--- START ---
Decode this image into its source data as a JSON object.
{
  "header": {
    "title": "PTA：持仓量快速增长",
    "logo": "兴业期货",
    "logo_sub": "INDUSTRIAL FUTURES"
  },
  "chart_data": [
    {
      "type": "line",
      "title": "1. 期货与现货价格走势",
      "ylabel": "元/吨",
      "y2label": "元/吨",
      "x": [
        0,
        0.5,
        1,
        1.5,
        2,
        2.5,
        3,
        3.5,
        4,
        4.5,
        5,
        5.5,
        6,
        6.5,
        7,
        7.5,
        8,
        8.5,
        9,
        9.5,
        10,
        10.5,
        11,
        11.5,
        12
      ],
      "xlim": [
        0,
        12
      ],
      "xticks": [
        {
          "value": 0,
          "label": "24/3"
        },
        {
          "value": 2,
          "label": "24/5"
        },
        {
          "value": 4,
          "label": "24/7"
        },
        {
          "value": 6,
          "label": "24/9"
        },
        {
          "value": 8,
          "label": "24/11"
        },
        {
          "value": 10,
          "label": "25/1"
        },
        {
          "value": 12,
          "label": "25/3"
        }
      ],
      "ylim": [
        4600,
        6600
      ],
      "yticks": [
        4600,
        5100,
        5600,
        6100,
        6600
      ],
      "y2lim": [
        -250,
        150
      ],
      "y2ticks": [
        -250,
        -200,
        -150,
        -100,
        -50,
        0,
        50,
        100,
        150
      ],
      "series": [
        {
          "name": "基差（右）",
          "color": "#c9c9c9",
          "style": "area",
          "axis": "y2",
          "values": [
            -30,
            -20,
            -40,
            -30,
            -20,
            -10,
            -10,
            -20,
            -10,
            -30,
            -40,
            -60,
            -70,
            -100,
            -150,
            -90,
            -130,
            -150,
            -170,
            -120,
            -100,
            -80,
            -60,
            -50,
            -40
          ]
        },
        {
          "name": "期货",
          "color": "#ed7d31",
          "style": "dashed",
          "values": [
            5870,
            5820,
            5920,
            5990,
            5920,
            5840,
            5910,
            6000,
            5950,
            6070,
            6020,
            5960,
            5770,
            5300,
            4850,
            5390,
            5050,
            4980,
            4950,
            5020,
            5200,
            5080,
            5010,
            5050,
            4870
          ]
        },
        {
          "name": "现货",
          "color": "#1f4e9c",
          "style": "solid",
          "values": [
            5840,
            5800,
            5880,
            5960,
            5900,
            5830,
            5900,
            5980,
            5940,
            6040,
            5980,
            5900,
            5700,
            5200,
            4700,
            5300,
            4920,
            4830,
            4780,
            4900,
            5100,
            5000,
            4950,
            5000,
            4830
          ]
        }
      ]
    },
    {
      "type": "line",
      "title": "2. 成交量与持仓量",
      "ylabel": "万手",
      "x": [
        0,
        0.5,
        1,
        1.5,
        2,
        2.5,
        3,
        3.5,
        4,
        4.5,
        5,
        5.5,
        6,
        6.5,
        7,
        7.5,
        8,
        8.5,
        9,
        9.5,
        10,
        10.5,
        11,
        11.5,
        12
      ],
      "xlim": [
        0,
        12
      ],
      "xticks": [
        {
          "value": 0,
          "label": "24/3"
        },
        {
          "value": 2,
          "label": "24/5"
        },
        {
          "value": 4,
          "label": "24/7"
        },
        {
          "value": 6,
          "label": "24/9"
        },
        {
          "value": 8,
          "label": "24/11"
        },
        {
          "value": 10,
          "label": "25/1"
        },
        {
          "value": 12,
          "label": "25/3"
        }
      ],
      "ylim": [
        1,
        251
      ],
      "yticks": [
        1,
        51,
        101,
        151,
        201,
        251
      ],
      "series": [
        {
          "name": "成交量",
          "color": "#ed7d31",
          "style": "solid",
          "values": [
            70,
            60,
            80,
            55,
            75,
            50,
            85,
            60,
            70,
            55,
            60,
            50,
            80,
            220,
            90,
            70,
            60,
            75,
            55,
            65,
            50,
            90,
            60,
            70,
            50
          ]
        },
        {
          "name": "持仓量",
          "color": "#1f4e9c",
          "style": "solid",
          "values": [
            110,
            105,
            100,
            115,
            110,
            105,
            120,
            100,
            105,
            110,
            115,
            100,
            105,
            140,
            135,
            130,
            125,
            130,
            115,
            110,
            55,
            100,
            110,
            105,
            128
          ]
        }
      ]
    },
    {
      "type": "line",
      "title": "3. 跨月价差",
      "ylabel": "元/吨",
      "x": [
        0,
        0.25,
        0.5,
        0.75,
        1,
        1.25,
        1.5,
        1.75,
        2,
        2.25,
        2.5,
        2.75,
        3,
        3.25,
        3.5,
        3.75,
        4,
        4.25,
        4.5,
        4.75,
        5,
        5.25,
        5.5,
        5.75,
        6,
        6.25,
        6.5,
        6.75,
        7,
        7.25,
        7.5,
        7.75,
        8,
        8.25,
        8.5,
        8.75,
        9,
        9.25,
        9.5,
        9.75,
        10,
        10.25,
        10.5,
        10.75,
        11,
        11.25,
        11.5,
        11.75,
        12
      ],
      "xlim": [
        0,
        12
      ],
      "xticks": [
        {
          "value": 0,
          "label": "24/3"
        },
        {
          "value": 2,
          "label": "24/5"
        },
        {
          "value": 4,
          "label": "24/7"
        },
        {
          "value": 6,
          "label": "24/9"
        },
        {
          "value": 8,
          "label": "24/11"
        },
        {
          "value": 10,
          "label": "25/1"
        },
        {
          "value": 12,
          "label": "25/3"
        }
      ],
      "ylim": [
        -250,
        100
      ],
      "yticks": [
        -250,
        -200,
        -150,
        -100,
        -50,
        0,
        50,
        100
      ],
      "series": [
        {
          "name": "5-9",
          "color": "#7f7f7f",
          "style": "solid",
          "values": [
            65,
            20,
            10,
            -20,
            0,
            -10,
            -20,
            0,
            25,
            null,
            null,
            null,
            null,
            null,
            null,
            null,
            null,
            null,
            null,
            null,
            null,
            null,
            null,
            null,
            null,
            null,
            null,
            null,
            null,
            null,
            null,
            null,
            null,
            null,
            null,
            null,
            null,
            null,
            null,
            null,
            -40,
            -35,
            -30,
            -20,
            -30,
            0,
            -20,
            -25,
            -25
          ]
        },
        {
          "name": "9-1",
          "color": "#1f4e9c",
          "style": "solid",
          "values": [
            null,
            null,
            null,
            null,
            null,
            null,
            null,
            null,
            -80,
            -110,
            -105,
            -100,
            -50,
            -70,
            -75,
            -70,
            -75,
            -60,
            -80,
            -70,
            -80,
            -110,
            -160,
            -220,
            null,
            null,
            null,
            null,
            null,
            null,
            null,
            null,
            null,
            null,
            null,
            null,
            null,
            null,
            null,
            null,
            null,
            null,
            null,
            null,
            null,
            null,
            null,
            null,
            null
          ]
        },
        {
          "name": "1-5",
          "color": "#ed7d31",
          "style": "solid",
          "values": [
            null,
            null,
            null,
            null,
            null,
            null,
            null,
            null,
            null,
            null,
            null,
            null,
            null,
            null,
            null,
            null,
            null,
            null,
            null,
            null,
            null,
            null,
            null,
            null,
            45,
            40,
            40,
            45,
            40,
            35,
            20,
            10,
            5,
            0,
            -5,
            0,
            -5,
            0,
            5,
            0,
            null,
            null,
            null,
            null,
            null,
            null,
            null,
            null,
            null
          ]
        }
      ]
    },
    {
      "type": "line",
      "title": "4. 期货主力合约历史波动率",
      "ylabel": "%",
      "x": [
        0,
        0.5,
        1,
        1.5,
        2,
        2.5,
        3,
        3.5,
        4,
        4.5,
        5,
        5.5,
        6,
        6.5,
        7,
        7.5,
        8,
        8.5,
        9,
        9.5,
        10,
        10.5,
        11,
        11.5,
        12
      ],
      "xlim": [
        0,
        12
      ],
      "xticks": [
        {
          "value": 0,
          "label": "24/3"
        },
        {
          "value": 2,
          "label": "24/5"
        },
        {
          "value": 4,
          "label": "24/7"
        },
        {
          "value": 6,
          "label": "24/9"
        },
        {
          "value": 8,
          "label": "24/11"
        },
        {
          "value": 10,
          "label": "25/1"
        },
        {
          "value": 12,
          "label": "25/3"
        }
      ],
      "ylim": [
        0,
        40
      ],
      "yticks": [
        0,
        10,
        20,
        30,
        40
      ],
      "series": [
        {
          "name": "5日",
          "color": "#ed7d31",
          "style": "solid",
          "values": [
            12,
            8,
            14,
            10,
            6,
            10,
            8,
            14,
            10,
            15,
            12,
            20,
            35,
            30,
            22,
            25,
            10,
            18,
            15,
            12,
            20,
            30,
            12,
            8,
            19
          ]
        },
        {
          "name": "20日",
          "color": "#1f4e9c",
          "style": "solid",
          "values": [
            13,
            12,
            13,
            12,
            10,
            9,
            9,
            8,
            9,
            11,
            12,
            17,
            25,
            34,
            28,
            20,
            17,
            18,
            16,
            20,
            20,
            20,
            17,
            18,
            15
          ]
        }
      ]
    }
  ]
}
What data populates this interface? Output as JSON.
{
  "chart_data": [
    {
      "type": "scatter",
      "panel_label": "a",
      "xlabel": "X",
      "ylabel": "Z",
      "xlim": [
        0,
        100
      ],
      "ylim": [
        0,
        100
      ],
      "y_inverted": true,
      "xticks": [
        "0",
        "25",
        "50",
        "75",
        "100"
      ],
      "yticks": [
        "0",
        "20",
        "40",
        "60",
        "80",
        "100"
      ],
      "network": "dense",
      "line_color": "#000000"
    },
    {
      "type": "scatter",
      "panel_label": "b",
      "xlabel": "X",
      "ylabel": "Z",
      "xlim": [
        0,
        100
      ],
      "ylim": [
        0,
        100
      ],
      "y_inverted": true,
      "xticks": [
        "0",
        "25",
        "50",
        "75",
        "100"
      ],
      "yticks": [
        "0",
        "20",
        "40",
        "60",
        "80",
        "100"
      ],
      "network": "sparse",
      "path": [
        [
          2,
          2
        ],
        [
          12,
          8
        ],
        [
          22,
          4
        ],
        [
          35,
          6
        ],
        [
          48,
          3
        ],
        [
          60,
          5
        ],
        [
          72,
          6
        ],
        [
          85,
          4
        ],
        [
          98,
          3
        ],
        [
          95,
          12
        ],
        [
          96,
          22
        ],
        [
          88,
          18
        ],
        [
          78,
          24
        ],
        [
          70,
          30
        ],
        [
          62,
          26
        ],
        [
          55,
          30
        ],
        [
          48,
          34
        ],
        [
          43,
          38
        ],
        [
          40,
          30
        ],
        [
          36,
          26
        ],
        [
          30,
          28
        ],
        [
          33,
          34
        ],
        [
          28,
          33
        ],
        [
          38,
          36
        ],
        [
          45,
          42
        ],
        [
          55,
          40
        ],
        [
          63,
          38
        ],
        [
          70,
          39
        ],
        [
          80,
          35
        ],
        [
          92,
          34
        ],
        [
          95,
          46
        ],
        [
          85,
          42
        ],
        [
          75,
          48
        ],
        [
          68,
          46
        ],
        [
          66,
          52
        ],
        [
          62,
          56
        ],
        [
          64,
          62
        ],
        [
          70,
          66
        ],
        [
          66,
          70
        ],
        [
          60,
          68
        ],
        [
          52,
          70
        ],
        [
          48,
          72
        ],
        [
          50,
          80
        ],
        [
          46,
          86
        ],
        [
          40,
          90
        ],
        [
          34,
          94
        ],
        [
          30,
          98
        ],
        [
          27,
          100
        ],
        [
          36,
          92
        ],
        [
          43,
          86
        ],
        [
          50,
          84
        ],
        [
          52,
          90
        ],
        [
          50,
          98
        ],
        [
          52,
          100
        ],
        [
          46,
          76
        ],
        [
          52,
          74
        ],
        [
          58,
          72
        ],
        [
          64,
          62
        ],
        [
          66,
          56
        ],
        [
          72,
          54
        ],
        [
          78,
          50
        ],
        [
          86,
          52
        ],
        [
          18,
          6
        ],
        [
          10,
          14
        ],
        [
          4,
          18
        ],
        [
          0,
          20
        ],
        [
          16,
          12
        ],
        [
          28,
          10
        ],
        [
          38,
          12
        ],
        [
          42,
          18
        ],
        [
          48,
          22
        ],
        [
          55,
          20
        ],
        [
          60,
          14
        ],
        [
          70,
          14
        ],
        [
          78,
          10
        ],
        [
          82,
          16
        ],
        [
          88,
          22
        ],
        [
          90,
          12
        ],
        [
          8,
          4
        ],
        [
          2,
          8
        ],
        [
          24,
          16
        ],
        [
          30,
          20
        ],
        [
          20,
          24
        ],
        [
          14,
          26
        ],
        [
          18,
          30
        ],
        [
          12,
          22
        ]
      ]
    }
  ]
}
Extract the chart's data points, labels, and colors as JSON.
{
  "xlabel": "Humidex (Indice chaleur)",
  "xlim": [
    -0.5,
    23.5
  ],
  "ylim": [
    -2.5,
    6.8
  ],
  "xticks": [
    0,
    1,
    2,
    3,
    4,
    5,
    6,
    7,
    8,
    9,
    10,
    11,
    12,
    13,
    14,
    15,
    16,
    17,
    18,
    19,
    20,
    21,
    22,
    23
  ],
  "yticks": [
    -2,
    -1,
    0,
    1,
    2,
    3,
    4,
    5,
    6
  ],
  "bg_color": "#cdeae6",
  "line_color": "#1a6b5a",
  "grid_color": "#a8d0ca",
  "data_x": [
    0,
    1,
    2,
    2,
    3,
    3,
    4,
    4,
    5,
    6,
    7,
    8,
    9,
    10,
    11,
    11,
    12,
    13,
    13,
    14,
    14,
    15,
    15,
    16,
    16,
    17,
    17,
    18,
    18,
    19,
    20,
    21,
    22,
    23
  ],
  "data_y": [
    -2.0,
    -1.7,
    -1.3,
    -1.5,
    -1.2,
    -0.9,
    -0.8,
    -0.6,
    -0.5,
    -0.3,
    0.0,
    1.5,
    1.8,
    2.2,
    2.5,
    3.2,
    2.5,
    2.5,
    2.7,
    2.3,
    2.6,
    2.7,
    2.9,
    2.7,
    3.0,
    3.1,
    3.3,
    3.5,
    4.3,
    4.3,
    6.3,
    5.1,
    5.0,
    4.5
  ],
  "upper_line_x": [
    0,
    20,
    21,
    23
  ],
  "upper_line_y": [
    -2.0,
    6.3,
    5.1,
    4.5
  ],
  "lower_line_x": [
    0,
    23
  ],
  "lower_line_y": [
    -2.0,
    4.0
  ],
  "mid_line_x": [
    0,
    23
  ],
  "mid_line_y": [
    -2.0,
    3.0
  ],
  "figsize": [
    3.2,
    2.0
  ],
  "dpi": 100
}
--- END ---
### What is needed
Show the lines of the records that include the string "this".

### Response
Decode this image into its source data as a JSON object.
What data populates this interface? Output as JSON.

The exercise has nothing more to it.